Selected passage:
Serious question, not a troll. Javascript and Kotlin are two very different languages but it's always interesting to take a look at what other developer communities are doing.

If you know both languages, are there any particular aspects that you find Typescript does better than Kotlin?

Or if you are a front-end developer and don't know Kotlin, what are the parts of Javascript/Typescript where you find that the language is at best, concise, safe and eloquent?

The inspiration for this question comes from my last post, I wrote about a nice pattern I found for extracting constants in Kotlin

with(ConfigObject) {
    println("Language $KOTLIN is sparking $JOY")

And I was blown away by a comment from KIP who reminded my that almost the same exact thing was possible in Javascript

with(ConfigObject) {
Language ${TYPESCRIPT} is sparking ${JOY}

Kotlin is a very nice language, but also a relatively new one and there are still new useful patterns to discover. So I wondered: could I not accelerate this process by taking inspiration from Javascript's good parts?

Task list:
1 - In the Kotlin and TypeScript post, who left the comment pointing out that almost the same thing was possible in Javascript?
2 - Write a continuation of the Kotlin and TypeScript post, starting after its last sentence.
The data has no connection to the text.

Items listed in a dataset:

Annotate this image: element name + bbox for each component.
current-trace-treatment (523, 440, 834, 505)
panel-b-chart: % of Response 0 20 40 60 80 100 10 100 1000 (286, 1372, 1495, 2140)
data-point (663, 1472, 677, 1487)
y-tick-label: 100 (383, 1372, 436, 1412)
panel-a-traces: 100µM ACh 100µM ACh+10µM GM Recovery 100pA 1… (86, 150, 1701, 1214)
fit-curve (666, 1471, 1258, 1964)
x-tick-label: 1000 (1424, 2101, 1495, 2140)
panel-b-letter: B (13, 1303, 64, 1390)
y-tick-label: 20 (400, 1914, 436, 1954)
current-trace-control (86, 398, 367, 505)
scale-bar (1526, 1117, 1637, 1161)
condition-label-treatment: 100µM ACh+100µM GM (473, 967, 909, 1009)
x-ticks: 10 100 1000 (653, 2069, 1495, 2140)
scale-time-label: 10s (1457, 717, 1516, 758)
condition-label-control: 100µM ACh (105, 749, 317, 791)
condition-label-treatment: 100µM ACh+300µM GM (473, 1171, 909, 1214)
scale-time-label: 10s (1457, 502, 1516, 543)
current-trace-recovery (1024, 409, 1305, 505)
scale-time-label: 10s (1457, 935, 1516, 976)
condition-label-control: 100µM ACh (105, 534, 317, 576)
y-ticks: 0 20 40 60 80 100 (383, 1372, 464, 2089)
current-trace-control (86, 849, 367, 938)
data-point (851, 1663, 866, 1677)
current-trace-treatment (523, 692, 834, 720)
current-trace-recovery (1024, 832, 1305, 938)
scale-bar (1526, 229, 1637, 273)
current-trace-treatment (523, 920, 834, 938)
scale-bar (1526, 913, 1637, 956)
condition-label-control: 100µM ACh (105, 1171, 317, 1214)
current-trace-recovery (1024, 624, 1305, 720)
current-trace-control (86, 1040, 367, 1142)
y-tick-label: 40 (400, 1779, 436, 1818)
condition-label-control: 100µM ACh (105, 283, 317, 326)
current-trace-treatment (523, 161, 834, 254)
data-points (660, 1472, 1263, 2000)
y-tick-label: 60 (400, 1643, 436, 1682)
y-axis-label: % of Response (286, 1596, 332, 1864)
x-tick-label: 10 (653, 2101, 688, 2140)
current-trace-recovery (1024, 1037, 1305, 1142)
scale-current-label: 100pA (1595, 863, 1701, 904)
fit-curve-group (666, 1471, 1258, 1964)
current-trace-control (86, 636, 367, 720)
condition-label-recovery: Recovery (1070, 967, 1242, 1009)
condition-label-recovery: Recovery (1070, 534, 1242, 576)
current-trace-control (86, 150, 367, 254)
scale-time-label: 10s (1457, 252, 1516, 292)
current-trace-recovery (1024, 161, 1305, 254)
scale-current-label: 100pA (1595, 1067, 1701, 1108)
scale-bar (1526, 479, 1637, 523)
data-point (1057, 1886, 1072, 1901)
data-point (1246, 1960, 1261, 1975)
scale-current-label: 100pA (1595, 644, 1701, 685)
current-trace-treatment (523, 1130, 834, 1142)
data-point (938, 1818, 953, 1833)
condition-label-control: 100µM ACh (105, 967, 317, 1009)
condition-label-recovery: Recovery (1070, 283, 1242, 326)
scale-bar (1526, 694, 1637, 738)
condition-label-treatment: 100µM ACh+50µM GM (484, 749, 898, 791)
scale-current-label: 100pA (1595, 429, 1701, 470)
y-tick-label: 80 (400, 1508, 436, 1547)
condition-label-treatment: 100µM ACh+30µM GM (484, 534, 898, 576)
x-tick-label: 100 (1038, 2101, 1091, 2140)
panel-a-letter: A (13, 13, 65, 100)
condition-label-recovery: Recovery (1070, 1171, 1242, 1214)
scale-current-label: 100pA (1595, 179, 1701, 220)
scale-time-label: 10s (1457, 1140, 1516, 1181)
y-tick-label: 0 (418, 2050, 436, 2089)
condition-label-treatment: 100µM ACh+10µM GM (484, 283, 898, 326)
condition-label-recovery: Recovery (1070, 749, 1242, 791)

Results of the exercise:
1 - KIP

2 -
I looked at the code produced by colleagues from the front-end, and one thing I like is object destructuring

const {id, firstName, lastName} = person

Kotlin also has object destructuring

val (id, firstName, lastName) = person

But in my experience, it's not used very much. One problem is that it is position-based. The code above may we working right now, but if someone changes the order of the properties in the Person class, the code will fail. Typescript named-based approach is clearly better. Having realized that, I discovered a proposal to implement the same solution in Kotlin

Good solution in the long term. But in the long term, we are all dead!

Can I somehow find a pattern that works now to implement something like what Typescript does? As it turns out: YES

Here I used again with to transform what I need from my object into something I can easily destructure. It's much more general than what Kotlin offers by default, which works only for "the properties of a data class or a Tuple".

This post is also available on DEV.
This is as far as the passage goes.